§ Data shown:
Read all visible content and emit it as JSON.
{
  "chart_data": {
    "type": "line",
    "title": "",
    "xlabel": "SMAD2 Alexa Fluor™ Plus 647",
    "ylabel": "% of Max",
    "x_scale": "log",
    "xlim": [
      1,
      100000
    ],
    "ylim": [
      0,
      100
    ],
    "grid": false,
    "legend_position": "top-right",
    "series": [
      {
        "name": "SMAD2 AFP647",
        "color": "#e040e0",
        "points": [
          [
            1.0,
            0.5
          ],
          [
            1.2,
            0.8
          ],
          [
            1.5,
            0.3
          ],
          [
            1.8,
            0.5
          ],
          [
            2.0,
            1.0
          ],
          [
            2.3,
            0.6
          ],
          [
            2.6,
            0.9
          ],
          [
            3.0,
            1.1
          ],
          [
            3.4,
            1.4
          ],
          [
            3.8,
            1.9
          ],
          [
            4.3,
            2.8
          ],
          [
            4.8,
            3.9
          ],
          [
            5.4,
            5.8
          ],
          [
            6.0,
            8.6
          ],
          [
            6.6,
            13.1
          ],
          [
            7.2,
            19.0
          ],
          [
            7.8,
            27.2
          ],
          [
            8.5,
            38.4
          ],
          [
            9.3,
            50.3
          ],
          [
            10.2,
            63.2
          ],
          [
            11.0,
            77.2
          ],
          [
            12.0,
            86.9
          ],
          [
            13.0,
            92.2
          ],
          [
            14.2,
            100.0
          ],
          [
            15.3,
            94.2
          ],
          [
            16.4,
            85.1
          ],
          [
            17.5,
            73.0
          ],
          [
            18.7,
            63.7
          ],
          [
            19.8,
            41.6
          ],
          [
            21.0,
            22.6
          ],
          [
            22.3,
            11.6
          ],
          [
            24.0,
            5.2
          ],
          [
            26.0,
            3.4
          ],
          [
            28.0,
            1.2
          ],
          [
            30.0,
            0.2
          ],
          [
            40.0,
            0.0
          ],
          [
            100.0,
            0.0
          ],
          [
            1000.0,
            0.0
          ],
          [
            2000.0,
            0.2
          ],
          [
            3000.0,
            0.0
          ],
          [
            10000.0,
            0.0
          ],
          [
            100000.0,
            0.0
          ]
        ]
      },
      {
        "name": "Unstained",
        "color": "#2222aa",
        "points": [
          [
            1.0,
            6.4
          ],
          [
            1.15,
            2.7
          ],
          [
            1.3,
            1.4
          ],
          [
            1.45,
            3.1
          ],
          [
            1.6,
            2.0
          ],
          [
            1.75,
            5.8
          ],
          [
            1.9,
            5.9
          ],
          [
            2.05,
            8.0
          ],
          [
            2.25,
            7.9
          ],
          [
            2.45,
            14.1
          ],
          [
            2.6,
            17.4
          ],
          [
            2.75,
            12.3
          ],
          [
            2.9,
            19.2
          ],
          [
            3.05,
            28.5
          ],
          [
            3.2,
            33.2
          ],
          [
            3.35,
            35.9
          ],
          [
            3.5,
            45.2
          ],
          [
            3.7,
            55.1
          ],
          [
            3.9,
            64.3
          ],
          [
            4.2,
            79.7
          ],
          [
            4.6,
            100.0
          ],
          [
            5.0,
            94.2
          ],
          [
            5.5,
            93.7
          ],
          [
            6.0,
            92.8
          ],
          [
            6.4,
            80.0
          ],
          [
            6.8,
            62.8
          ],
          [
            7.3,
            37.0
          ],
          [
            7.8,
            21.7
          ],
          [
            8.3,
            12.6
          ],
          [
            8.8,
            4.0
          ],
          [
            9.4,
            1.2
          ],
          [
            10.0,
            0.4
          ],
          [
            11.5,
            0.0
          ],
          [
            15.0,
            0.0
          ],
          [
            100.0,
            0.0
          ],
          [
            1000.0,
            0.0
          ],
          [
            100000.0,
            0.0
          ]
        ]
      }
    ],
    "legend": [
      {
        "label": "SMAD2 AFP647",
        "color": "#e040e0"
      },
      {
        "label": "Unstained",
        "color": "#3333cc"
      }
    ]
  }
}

§ Task: Extract every entry above as it appears.

§ Finished task:
Read all visible content and emit it as JSON.
{
  "chart_data": {
    "type": "line",
    "title": "",
    "xlabel": "SMAD2 Alexa Fluor™ Plus 647",
    "ylabel": "% of Max",
    "x_scale": "log",
    "xlim": [
      1,
      100000
    ],
    "ylim": [
      0,
      100
    ],
    "grid": false,
    "legend_position": "top-right",
    "series": [
      {
        "name": "SMAD2 AFP647",
        "color": "#e040e0",
        "points": [
          [
            1.0,
            0.5
          ],
          [
            1.2,
            0.8
          ],
          [
            1.5,
            0.3
          ],
          [
            1.8,
            0.5
          ],
          [
            2.0,
            1.0
          ],
          [
            2.3,
            0.6
          ],
          [
            2.6,
            0.9
          ],
          [
            3.0,
            1.1
          ],
          [
            3.4,
            1.4
          ],
          [
            3.8,
            1.9
          ],
          [
            4.3,
            2.8
          ],
          [
            4.8,
            3.9
          ],
          [
            5.4,
            5.8
          ],
          [
            6.0,
            8.6
          ],
          [
            6.6,
            13.1
          ],
          [
            7.2,
            19.0
          ],
          [
            7.8,
            27.2
          ],
          [
            8.5,
            38.4
          ],
          [
            9.3,
            50.3
          ],
          [
            10.2,
            63.2
          ],
          [
            11.0,
            77.2
          ],
          [
            12.0,
            86.9
          ],
          [
            13.0,
            92.2
          ],
          [
            14.2,
            100.0
          ],
          [
            15.3,
            94.2
          ],
          [
            16.4,
            85.1
          ],
          [
            17.5,
            73.0
          ],
          [
            18.7,
            63.7
          ],
          [
            19.8,
            41.6
          ],
          [
            21.0,
            22.6
          ],
          [
            22.3,
            11.6
          ],
          [
            24.0,
            5.2
          ],
          [
            26.0,
            3.4
          ],
          [
            28.0,
            1.2
          ],
          [
            30.0,
            0.2
          ],
          [
            40.0,
            0.0
          ],
          [
            100.0,
            0.0
          ],
          [
            1000.0,
            0.0
          ],
          [
            2000.0,
            0.2
          ],
          [
            3000.0,
            0.0
          ],
          [
            10000.0,
            0.0
          ],
          [
            100000.0,
            0.0
          ]
        ]
      },
      {
        "name": "Unstained",
        "color": "#2222aa",
        "points": [
          [
            1.0,
            6.4
          ],
          [
            1.15,
            2.7
          ],
          [
            1.3,
            1.4
          ],
          [
            1.45,
            3.1
          ],
          [
            1.6,
            2.0
          ],
          [
            1.75,
            5.8
          ],
          [
            1.9,
            5.9
          ],
          [
            2.05,
            8.0
          ],
          [
            2.25,
            7.9
          ],
          [
            2.45,
            14.1
          ],
          [
            2.6,
            17.4
          ],
          [
            2.75,
            12.3
          ],
          [
            2.9,
            19.2
          ],
          [
            3.05,
            28.5
          ],
          [
            3.2,
            33.2
          ],
          [
            3.35,
            35.9
          ],
          [
            3.5,
            45.2
          ],
          [
            3.7,
            55.1
          ],
          [
            3.9,
            64.3
          ],
          [
            4.2,
            79.7
          ],
          [
            4.6,
            100.0
          ],
          [
            5.0,
            94.2
          ],
          [
            5.5,
            93.7
          ],
          [
            6.0,
            92.8
          ],
          [
            6.4,
            80.0
          ],
          [
            6.8,
            62.8
          ],
          [
            7.3,
            37.0
          ],
          [
            7.8,
            21.7
          ],
          [
            8.3,
            12.6
          ],
          [
            8.8,
            4.0
          ],
          [
            9.4,
            1.2
          ],
          [
            10.0,
            0.4
          ],
          [
            11.5,
            0.0
          ],
          [
            15.0,
            0.0
          ],
          [
            100.0,
            0.0
          ],
          [
            1000.0,
            0.0
          ],
          [
            100000.0,
            0.0
          ]
        ]
      }
    ],
    "legend": [
      {
        "label": "SMAD2 AFP647",
        "color": "#e040e0"
      },
      {
        "label": "Unstained",
        "color": "#3333cc"
      }
    ]
  }
}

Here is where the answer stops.